» **What to work on**: Every line with the word "razón" in it should be extracted from the data that follows.

» **Dataset**:
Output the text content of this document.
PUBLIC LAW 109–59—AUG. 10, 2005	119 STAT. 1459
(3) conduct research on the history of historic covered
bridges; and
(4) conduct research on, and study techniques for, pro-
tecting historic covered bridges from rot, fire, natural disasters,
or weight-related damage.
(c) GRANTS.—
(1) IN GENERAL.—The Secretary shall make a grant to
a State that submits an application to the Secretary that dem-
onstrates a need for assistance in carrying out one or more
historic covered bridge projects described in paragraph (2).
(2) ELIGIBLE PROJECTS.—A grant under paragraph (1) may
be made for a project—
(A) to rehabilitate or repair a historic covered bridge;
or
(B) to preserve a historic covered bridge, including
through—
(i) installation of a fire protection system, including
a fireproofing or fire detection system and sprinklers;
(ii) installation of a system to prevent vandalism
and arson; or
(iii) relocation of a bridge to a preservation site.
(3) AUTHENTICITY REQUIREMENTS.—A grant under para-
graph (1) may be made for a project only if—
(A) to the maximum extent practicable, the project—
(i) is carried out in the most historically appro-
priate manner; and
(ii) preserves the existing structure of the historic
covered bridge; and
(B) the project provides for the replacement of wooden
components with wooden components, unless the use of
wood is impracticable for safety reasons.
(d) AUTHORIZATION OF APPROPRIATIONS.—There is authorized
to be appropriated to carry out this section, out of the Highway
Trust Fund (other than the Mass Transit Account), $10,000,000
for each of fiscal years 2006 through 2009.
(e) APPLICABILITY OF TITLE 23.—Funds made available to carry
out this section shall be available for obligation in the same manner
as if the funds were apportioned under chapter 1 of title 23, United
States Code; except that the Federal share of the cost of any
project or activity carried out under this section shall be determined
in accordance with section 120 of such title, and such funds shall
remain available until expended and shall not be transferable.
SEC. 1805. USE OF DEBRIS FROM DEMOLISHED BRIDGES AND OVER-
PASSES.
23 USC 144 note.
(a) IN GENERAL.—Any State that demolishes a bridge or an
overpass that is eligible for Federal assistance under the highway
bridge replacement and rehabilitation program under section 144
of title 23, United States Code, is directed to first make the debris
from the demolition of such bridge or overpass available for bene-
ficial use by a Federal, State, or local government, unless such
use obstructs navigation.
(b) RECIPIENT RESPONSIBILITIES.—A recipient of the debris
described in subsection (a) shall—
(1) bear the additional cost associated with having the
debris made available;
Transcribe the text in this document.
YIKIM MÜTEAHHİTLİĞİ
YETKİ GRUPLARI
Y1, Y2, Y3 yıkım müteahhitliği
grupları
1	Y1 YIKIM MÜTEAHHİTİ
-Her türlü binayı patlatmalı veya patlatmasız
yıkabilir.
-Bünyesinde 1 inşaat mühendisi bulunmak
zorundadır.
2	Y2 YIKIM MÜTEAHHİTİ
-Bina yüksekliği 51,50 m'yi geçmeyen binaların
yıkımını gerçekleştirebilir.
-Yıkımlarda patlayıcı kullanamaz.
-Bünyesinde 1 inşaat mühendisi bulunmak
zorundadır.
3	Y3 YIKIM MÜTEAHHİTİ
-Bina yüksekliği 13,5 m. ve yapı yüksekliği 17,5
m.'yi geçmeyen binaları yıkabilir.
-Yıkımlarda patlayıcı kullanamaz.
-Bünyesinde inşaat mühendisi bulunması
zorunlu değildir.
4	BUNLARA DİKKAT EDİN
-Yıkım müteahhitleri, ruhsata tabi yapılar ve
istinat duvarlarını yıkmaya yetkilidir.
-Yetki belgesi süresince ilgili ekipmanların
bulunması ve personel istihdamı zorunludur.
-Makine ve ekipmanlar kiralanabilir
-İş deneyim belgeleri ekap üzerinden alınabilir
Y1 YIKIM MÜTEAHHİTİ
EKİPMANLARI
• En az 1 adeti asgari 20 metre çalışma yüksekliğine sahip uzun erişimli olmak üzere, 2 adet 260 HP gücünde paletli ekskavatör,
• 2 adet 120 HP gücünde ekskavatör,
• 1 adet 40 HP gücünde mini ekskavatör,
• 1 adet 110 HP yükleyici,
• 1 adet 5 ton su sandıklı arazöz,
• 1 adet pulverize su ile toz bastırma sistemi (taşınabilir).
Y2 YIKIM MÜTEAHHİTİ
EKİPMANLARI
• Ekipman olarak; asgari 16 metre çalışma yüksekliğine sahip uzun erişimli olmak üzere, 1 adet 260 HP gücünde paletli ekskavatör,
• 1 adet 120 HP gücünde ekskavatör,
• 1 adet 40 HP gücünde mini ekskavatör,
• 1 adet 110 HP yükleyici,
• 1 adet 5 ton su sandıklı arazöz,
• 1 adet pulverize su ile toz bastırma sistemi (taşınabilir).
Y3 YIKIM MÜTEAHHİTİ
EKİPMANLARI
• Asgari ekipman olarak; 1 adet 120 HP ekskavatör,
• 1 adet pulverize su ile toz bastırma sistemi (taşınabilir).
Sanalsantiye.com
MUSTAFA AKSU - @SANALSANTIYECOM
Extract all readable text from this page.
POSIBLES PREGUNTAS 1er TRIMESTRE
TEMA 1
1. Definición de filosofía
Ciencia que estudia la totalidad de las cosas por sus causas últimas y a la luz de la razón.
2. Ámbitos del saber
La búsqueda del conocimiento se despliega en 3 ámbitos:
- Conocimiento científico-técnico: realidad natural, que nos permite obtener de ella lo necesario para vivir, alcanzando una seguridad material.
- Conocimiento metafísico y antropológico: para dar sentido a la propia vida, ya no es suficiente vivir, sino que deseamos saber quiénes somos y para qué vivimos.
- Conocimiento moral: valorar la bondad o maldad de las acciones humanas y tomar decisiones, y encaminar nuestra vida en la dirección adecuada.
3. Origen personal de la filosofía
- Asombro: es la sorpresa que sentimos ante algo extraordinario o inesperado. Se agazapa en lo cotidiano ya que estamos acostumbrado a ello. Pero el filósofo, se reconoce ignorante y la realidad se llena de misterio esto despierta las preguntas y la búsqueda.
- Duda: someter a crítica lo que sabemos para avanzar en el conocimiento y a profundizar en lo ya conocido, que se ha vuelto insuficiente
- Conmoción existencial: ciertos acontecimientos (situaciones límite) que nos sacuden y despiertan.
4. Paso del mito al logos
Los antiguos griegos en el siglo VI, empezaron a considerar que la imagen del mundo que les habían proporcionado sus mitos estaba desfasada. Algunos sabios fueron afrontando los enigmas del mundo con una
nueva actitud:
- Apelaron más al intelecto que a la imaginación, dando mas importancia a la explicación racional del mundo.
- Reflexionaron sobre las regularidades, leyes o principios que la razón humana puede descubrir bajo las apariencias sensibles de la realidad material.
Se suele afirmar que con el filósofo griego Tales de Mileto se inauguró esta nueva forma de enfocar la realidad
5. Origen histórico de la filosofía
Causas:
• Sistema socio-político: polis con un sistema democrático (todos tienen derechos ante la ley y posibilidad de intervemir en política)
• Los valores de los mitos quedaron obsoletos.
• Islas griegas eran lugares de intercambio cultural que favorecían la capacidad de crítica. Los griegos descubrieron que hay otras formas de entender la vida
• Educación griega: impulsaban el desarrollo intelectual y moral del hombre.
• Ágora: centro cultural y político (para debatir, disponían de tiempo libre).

» **Answer to the problem**:
Ciencia que estudia la totalidad de las cosas por sus causas últimas y a la luz de la razón.
- Reflexionaron sobre las regularidades, leyes o principios que la razón humana puede descubrir bajo las apariencias sensibles de la realidad material.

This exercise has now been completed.